__Required work__:
Return the records word for word, from the first line through the line that has "x-tick-label: Mar xyxy=(100,1033,127,1049)", keeping both of those lines.
* * *
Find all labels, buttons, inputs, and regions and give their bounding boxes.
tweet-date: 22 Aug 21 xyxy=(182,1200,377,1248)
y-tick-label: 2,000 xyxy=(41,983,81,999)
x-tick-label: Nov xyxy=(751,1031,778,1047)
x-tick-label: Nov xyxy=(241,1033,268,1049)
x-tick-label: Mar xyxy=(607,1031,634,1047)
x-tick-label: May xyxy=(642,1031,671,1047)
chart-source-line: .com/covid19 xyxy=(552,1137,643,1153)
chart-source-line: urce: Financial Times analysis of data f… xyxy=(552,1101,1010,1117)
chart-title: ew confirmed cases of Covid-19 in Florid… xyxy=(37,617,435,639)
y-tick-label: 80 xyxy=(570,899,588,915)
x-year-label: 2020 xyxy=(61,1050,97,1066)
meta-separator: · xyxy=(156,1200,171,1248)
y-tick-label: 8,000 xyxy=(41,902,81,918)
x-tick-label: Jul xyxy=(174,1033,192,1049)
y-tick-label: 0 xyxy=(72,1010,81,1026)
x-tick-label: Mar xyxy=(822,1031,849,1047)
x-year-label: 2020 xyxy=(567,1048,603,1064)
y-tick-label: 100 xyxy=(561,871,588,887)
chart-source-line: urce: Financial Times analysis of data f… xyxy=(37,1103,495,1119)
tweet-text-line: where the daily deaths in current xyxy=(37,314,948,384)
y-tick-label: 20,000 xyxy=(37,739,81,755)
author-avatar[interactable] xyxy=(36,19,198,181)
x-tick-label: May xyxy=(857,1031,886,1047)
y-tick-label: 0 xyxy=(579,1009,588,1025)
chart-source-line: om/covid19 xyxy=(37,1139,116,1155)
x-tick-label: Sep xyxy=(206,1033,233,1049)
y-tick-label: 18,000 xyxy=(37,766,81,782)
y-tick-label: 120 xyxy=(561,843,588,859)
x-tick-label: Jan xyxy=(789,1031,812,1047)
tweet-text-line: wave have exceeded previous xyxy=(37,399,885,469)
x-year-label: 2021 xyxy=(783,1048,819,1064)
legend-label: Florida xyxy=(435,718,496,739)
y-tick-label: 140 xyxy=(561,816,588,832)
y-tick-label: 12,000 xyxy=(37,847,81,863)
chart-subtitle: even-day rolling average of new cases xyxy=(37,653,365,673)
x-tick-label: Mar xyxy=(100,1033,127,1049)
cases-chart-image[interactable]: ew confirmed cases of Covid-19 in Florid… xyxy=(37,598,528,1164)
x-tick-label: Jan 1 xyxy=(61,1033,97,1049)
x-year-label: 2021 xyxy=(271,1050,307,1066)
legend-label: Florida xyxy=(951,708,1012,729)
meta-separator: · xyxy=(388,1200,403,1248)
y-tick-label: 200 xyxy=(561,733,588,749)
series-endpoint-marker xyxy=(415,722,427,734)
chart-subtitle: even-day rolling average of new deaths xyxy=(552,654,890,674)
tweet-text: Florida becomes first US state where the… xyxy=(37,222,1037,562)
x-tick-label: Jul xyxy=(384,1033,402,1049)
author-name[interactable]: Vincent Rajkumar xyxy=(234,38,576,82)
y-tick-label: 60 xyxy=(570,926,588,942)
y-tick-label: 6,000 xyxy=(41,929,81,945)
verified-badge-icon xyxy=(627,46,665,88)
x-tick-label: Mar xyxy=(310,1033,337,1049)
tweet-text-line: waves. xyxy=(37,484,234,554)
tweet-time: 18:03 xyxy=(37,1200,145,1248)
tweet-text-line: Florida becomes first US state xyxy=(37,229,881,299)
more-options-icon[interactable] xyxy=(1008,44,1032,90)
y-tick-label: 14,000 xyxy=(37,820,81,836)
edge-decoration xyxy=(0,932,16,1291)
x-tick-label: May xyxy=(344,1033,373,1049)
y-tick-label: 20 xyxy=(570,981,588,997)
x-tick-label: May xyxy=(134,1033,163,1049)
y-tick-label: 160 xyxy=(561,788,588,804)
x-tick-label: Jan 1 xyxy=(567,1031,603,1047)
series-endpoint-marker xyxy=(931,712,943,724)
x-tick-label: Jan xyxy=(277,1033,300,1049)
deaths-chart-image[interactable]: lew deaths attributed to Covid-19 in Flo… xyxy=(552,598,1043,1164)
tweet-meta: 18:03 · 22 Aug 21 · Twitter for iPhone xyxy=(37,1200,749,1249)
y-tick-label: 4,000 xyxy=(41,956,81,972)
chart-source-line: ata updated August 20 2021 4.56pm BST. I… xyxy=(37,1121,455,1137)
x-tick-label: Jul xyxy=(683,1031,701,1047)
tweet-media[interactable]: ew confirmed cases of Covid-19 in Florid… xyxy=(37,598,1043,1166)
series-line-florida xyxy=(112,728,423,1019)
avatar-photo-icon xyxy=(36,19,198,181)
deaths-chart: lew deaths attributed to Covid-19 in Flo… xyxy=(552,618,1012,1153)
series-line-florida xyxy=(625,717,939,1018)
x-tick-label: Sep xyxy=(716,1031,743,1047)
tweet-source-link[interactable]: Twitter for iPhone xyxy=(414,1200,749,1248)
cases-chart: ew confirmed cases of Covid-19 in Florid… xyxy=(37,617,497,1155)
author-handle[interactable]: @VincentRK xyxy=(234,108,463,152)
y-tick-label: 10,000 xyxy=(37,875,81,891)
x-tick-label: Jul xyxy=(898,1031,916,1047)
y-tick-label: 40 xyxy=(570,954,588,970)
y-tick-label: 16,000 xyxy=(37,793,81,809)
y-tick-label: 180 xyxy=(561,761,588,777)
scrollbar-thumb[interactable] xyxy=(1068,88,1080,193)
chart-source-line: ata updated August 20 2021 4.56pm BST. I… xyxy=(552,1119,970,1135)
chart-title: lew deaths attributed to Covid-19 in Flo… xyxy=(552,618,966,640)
* * *
__Exercise answer__:
Find all labels, buttons, inputs, and regions and give their bounding boxes.
tweet-date: 22 Aug 21 xyxy=(182,1200,377,1248)
y-tick-label: 2,000 xyxy=(41,983,81,999)
x-tick-label: Nov xyxy=(751,1031,778,1047)
x-tick-label: Nov xyxy=(241,1033,268,1049)
x-tick-label: Mar xyxy=(607,1031,634,1047)
x-tick-label: May xyxy=(642,1031,671,1047)
chart-source-line: .com/covid19 xyxy=(552,1137,643,1153)
chart-source-line: urce: Financial Times analysis of data f… xyxy=(552,1101,1010,1117)
chart-title: ew confirmed cases of Covid-19 in Florid… xyxy=(37,617,435,639)
y-tick-label: 80 xyxy=(570,899,588,915)
x-year-label: 2020 xyxy=(61,1050,97,1066)
meta-separator: · xyxy=(156,1200,171,1248)
y-tick-label: 8,000 xyxy=(41,902,81,918)
x-tick-label: Jul xyxy=(174,1033,192,1049)
y-tick-label: 0 xyxy=(72,1010,81,1026)
x-tick-label: Mar xyxy=(822,1031,849,1047)
x-year-label: 2020 xyxy=(567,1048,603,1064)
y-tick-label: 100 xyxy=(561,871,588,887)
chart-source-line: urce: Financial Times analysis of data f… xyxy=(37,1103,495,1119)
tweet-text-line: where the daily deaths in current xyxy=(37,314,948,384)
y-tick-label: 20,000 xyxy=(37,739,81,755)
author-avatar[interactable] xyxy=(36,19,198,181)
x-tick-label: May xyxy=(857,1031,886,1047)
y-tick-label: 0 xyxy=(579,1009,588,1025)
chart-source-line: om/covid19 xyxy=(37,1139,116,1155)
x-tick-label: Sep xyxy=(206,1033,233,1049)
y-tick-label: 18,000 xyxy=(37,766,81,782)
y-tick-label: 120 xyxy=(561,843,588,859)
x-tick-label: Jan xyxy=(789,1031,812,1047)
tweet-text-line: wave have exceeded previous xyxy=(37,399,885,469)
x-year-label: 2021 xyxy=(783,1048,819,1064)
legend-label: Florida xyxy=(435,718,496,739)
y-tick-label: 140 xyxy=(561,816,588,832)
y-tick-label: 12,000 xyxy=(37,847,81,863)
chart-subtitle: even-day rolling average of new cases xyxy=(37,653,365,673)
x-tick-label: Mar xyxy=(100,1033,127,1049)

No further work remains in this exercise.